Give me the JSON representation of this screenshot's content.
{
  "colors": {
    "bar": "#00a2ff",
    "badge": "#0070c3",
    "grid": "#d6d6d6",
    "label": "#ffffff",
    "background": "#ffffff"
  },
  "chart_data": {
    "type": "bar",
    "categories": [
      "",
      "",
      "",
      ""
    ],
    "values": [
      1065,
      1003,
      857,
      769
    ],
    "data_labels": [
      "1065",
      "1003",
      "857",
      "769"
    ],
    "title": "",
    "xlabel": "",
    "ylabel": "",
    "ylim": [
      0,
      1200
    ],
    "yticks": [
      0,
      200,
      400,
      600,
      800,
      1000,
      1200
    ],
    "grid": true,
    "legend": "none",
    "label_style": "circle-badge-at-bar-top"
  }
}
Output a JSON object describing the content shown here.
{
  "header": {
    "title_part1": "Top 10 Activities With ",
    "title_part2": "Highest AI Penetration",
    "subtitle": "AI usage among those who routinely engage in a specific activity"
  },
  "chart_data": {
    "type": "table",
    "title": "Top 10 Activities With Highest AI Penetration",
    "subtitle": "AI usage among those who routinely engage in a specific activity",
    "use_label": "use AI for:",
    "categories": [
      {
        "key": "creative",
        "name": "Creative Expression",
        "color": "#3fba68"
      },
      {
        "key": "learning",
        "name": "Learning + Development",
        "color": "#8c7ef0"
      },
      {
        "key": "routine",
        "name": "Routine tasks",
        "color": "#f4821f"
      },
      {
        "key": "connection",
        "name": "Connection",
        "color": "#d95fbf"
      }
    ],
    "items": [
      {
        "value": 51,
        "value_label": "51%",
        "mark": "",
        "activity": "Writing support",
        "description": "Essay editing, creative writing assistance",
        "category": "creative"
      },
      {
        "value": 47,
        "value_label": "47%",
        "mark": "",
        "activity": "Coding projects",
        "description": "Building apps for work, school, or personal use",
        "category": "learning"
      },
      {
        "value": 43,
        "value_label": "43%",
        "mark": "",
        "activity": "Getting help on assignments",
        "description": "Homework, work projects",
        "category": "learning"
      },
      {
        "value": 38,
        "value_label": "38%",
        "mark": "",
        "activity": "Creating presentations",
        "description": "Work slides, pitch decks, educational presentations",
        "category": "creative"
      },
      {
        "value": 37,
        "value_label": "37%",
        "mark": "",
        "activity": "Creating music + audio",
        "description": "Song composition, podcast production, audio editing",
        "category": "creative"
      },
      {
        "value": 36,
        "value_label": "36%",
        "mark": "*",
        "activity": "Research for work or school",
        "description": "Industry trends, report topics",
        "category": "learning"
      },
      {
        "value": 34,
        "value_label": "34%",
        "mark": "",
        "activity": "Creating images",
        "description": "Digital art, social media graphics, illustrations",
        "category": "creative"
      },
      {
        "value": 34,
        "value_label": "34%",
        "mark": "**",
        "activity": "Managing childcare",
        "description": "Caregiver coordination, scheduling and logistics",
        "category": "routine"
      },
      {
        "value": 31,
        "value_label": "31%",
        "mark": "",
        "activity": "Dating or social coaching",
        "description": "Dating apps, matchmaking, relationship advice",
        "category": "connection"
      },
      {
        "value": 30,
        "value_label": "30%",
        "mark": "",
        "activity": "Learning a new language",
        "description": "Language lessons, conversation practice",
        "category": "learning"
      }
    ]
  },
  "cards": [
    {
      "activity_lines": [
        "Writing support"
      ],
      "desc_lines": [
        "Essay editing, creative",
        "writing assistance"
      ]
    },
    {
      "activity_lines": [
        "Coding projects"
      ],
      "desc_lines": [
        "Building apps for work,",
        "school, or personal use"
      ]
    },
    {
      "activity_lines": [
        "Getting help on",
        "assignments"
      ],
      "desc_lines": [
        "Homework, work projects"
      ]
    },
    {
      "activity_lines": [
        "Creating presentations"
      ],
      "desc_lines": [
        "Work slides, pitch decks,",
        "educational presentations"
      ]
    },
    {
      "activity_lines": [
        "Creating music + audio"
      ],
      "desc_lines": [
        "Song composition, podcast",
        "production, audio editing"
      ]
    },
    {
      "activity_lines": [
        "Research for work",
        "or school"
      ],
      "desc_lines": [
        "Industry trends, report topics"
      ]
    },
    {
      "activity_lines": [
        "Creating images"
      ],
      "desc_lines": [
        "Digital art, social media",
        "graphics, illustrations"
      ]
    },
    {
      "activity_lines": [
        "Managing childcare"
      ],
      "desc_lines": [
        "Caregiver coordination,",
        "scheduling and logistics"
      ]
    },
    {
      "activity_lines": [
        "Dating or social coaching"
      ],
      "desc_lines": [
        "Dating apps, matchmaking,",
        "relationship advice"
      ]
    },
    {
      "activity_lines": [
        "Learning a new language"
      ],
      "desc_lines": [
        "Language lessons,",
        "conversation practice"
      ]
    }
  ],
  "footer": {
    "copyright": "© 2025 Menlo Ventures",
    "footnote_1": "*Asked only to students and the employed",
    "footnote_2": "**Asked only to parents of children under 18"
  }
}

- - -

**YOUR GOAL**. State how many lines of the listing hold the string "report"; reply with the number and nothing else.

**WRITTEN RESPONSE**. 2